◆ Exercise details ◆
Only the number is needed: how many lines contain the word "jaar"?

=== Source data ===

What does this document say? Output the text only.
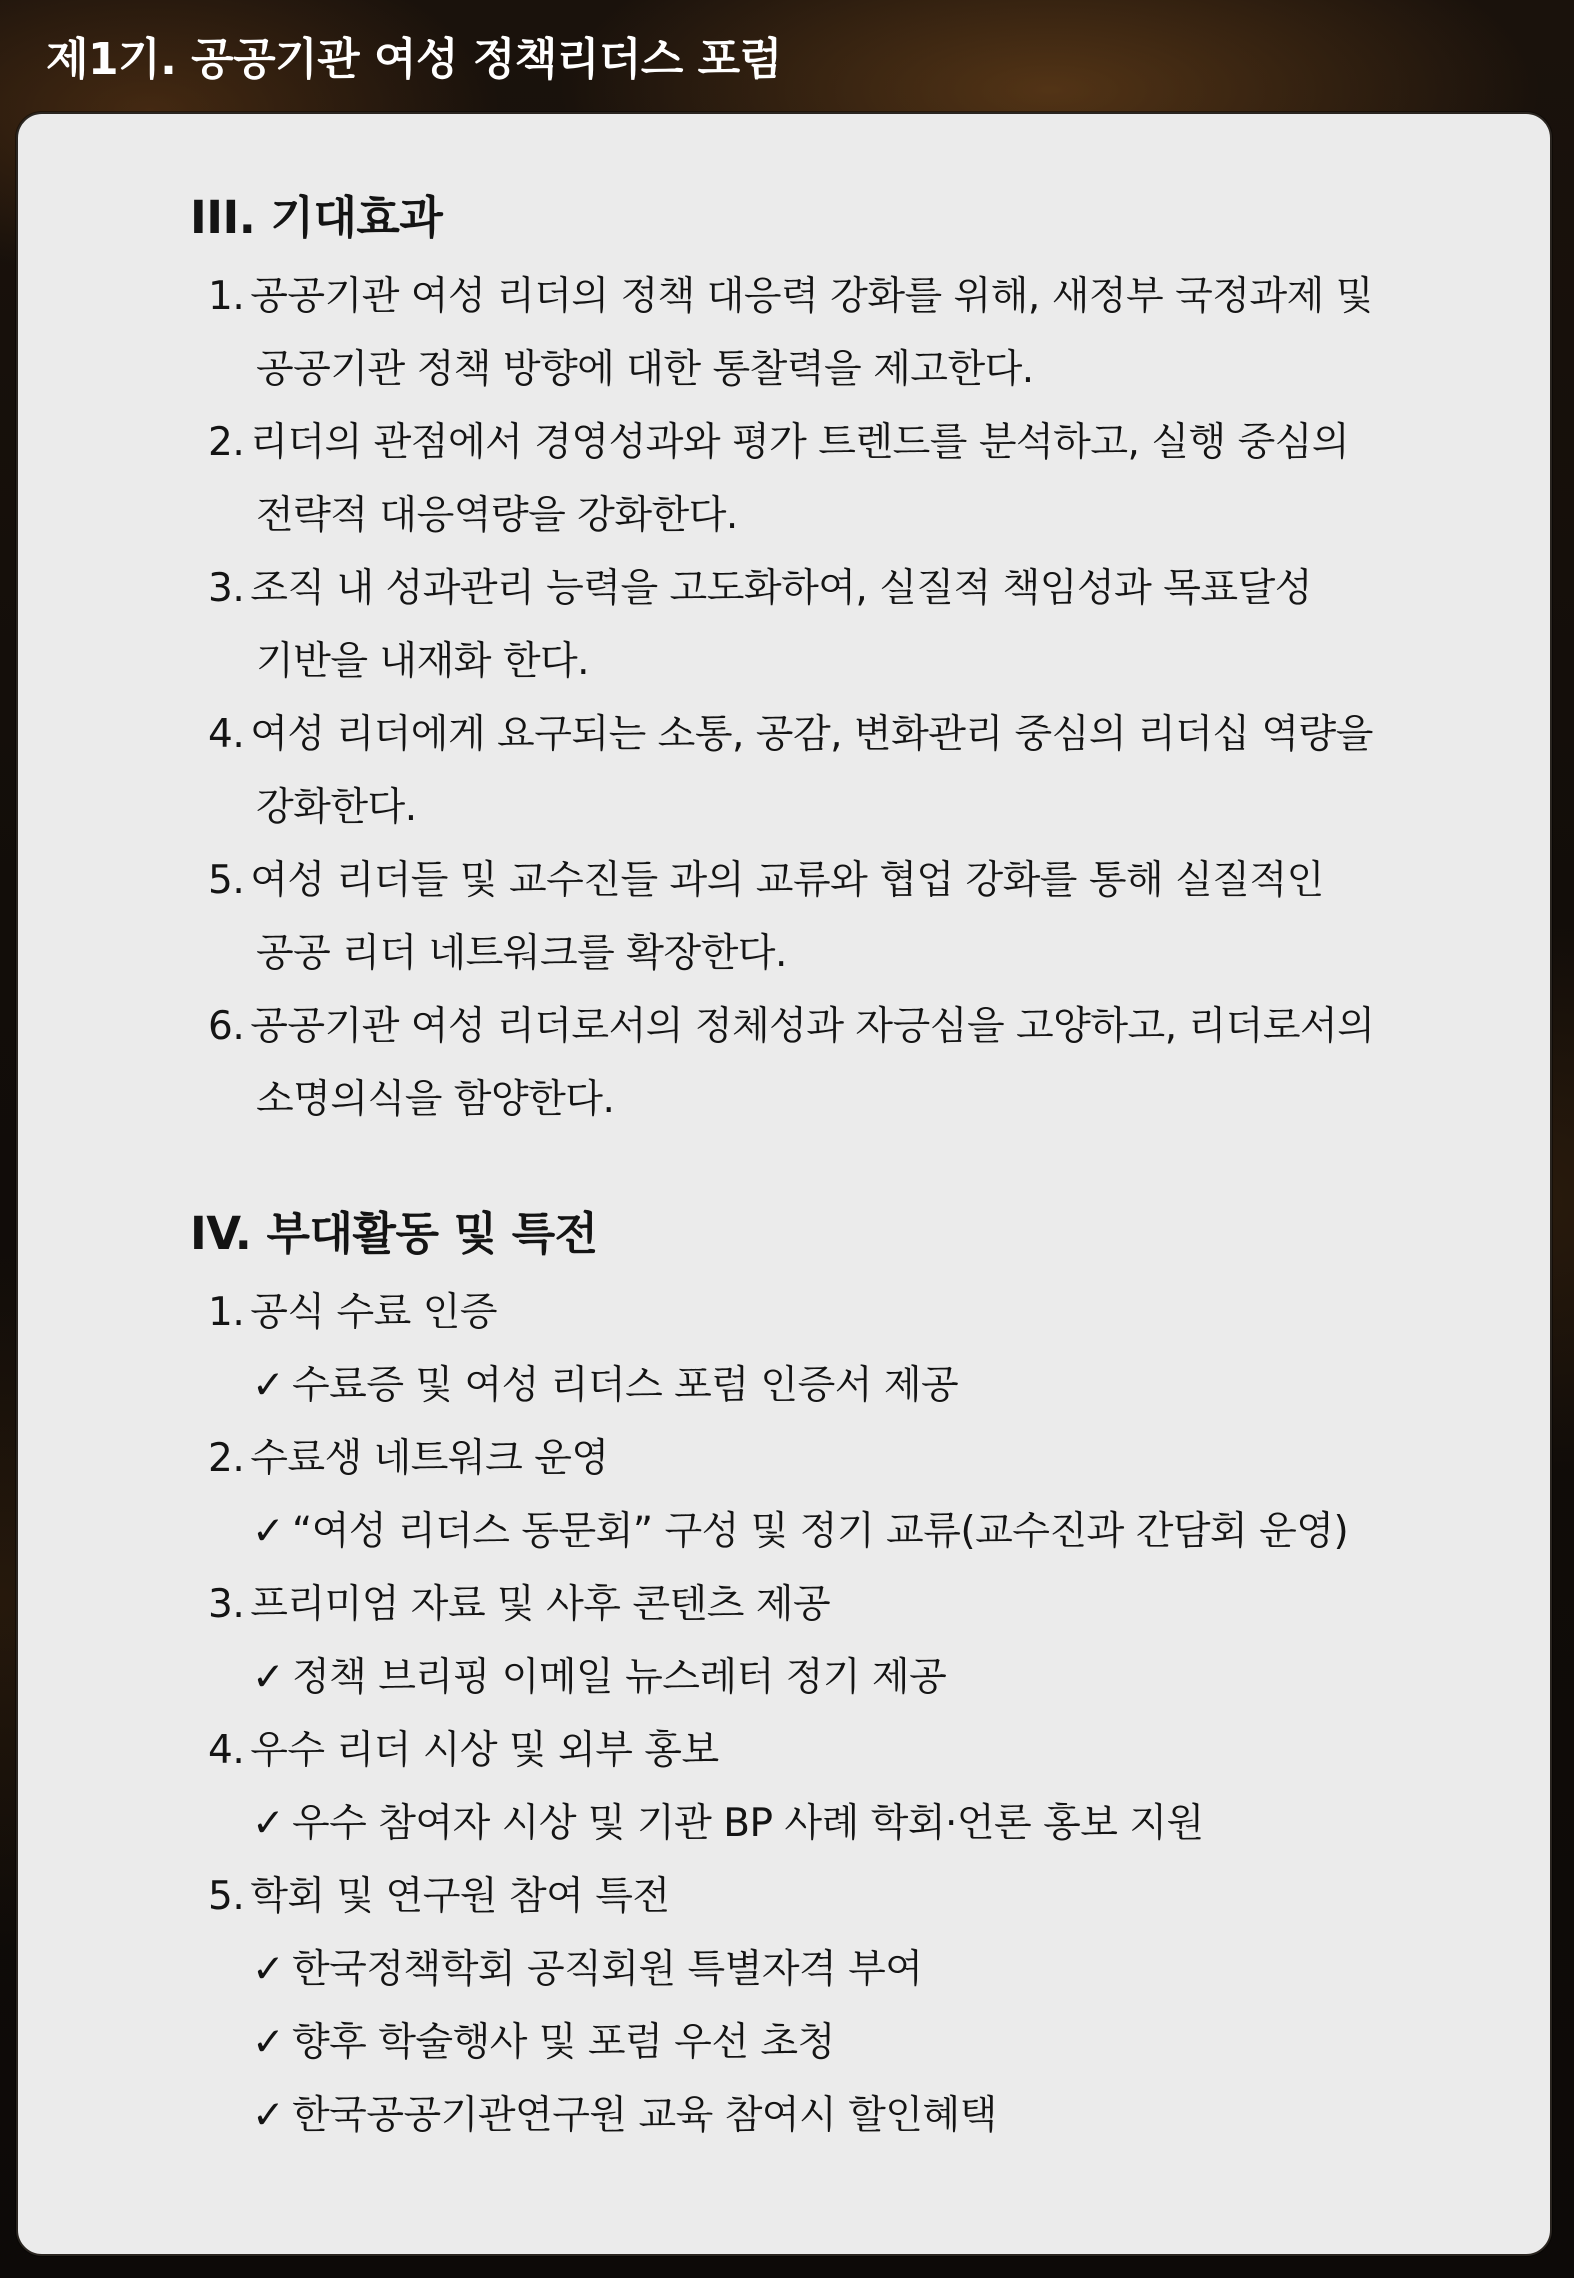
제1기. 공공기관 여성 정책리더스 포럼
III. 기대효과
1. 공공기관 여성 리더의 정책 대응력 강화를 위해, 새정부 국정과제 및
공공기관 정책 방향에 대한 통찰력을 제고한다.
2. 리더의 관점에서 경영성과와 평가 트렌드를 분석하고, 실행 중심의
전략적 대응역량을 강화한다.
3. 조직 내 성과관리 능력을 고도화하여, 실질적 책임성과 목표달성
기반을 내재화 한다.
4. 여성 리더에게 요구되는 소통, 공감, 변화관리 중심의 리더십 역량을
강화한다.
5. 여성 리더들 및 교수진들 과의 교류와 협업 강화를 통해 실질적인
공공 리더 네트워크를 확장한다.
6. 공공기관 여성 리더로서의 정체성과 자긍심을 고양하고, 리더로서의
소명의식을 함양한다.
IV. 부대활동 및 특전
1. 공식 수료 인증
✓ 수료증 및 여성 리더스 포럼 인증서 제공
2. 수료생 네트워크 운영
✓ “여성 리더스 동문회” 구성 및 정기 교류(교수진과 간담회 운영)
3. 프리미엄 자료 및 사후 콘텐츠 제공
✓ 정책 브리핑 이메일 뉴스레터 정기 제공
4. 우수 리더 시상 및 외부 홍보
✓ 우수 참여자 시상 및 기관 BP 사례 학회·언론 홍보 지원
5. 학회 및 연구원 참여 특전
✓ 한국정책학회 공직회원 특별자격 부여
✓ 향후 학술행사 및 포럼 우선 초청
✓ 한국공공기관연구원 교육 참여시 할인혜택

===
=== Source data ===

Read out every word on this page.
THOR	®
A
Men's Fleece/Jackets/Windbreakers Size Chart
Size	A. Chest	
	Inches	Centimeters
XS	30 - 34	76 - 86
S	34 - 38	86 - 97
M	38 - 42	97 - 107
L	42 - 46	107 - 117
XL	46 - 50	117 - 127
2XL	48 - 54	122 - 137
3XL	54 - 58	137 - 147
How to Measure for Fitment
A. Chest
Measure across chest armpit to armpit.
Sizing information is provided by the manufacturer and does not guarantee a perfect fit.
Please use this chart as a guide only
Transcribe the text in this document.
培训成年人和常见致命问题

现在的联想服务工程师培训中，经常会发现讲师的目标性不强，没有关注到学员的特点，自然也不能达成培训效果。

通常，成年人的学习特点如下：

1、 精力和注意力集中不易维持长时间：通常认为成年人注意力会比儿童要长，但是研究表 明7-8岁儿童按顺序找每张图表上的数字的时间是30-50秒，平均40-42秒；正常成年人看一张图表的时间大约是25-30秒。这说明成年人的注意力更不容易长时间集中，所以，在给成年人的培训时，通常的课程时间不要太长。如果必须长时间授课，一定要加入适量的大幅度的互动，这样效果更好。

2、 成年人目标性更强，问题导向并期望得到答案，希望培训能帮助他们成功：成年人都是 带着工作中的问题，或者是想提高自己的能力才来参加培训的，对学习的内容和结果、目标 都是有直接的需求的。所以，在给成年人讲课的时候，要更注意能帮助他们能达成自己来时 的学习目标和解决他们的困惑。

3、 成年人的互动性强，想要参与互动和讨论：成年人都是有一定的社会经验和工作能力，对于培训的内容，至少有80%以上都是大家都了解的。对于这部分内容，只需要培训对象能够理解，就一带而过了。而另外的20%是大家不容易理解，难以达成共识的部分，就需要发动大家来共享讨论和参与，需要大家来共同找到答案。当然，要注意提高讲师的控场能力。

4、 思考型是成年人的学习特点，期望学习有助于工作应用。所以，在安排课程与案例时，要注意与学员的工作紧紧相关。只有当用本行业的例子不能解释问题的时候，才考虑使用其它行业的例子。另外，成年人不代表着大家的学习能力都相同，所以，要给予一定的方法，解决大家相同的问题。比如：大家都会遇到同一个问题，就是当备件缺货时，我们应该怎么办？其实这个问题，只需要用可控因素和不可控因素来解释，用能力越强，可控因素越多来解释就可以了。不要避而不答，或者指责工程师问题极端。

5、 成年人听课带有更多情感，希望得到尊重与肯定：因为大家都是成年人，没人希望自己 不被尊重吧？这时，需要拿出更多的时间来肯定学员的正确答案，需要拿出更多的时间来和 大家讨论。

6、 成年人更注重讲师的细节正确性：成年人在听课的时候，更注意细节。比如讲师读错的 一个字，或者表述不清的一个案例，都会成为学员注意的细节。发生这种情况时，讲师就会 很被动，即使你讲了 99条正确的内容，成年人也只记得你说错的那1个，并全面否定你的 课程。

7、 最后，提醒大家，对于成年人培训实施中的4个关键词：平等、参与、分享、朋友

===
=== Source data ===

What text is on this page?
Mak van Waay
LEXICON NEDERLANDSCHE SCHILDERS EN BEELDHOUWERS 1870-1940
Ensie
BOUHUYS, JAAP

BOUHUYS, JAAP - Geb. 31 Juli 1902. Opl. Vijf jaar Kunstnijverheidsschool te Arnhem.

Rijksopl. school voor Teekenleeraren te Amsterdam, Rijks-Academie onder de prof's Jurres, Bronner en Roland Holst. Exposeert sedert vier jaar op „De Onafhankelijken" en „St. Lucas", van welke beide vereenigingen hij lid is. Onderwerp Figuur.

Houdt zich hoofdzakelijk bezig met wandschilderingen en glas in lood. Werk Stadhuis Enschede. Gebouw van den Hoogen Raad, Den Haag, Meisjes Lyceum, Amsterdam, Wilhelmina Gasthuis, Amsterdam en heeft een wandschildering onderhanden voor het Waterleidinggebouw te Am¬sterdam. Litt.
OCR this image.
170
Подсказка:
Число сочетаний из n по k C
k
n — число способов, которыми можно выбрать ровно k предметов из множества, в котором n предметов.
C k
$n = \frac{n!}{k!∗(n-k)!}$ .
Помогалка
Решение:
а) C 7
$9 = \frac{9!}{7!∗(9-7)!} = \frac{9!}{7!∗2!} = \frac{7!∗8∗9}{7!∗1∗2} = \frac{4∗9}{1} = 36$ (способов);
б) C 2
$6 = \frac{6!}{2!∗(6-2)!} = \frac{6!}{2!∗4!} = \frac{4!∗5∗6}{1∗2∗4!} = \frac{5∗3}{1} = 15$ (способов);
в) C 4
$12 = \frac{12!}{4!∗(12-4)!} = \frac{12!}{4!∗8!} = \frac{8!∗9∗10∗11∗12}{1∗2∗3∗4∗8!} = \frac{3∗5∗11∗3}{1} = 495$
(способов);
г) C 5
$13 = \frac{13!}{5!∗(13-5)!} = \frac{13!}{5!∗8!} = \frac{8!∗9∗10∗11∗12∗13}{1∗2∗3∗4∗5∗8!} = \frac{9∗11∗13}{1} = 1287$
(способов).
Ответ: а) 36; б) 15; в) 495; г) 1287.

===

◆ Answer for the task ◆
2